## Data for the task

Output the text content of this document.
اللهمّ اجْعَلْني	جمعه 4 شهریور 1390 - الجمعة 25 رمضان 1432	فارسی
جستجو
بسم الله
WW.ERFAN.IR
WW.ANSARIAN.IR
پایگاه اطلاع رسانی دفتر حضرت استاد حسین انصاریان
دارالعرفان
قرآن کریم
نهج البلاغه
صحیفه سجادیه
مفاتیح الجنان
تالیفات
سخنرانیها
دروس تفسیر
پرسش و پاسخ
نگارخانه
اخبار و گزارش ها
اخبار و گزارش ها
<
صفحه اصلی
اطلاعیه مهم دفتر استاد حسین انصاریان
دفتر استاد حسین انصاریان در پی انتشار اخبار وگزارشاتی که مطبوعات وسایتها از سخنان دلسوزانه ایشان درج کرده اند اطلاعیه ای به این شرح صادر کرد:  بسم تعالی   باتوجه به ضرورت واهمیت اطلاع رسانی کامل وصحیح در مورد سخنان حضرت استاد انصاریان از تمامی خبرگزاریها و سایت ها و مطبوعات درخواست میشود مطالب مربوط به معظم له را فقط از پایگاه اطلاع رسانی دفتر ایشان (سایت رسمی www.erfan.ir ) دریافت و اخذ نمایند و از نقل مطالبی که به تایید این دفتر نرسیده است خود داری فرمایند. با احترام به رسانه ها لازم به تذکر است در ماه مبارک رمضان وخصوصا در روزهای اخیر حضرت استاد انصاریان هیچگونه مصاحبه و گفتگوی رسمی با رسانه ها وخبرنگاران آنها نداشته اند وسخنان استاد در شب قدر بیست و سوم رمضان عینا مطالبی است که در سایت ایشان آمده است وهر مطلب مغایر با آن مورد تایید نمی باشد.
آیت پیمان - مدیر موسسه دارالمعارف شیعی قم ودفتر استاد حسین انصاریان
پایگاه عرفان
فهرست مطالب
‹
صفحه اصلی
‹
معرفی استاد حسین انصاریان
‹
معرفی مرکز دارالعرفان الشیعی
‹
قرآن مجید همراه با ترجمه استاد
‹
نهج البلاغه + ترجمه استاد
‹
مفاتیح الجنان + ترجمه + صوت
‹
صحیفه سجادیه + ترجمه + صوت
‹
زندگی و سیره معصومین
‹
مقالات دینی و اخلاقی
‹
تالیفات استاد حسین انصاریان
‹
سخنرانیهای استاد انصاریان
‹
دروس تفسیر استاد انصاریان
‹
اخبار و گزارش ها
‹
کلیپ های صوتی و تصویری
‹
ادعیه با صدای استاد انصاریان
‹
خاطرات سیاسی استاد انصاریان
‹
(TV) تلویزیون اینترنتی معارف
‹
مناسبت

## Set problem
Reproduce the material precisely, including every line.

## Result for this exercise
Output the text content of this document.
اللهمّ اجْعَلْني	جمعه 4 شهریور 1390 - الجمعة 25 رمضان 1432	فارسی
جستجو
بسم الله
WW.ERFAN.IR
WW.ANSARIAN.IR
پایگاه اطلاع رسانی دفتر حضرت استاد حسین انصاریان
دارالعرفان
قرآن کریم
نهج البلاغه
صحیفه سجادیه
مفاتیح الجنان
تالیفات
سخنرانیها
دروس تفسیر
پرسش و پاسخ
نگارخانه
اخبار و گزارش ها
اخبار و گزارش ها
<
صفحه اصلی
اطلاعیه مهم دفتر استاد حسین انصاریان
دفتر استاد حسین انصاریان در پی انتشار اخبار وگزارشاتی که مطبوعات وسایتها از سخنان دلسوزانه ایشان درج کرده اند اطلاعیه ای به این شرح صادر کرد:  بسم تعالی   باتوجه به ضرورت واهمیت اطلاع رسانی کامل وصحیح در مورد سخنان حضرت استاد انصاریان از تمامی خبرگزاریها و سایت ها و مطبوعات درخواست میشود مطالب مربوط به معظم له را فقط از پایگاه اطلاع رسانی دفتر ایشان (سایت رسمی www.erfan.ir ) دریافت و اخذ نمایند و از نقل مطالبی که به تایید این دفتر نرسیده است خود داری فرمایند. با احترام به رسانه ها لازم به تذکر است در ماه مبارک رمضان وخصوصا در روزهای اخیر حضرت استاد انصاریان هیچگونه مصاحبه و گفتگوی رسمی با رسانه ها وخبرنگاران آنها نداشته اند وسخنان استاد در شب قدر بیست و سوم رمضان عینا مطالبی است که در سایت ایشان آمده است وهر مطلب مغایر با آن مورد تایید نمی باشد.
آیت پیمان - مدیر موسسه دارالمعارف شیعی قم ودفتر استاد حسین انصاریان
پایگاه عرفان
فهرست مطالب
‹
صفحه اصلی
‹
معرفی استاد حسین انصاریان
‹
معرفی مرکز دارالعرفان الشیعی
‹
قرآن مجید همراه با ترجمه استاد
‹
نهج البلاغه + ترجمه استاد
‹
مفاتیح الجنان + ترجمه + صوت
‹
صحیفه سجادیه + ترجمه + صوت
‹
زندگی و سیره معصومین
‹
مقالات دینی و اخلاقی
‹
تالیفات استاد حسین انصاریان
‹
سخنرانیهای استاد انصاریان
‹
دروس تفسیر استاد انصاریان
‹
اخبار و گزارش ها
‹
کلیپ های صوتی و تصویری
‹
ادعیه با صدای استاد انصاریان
‹
خاطرات سیاسی استاد انصاریان
‹
(TV) تلویزیون اینترنتی معارف
‹
مناسبت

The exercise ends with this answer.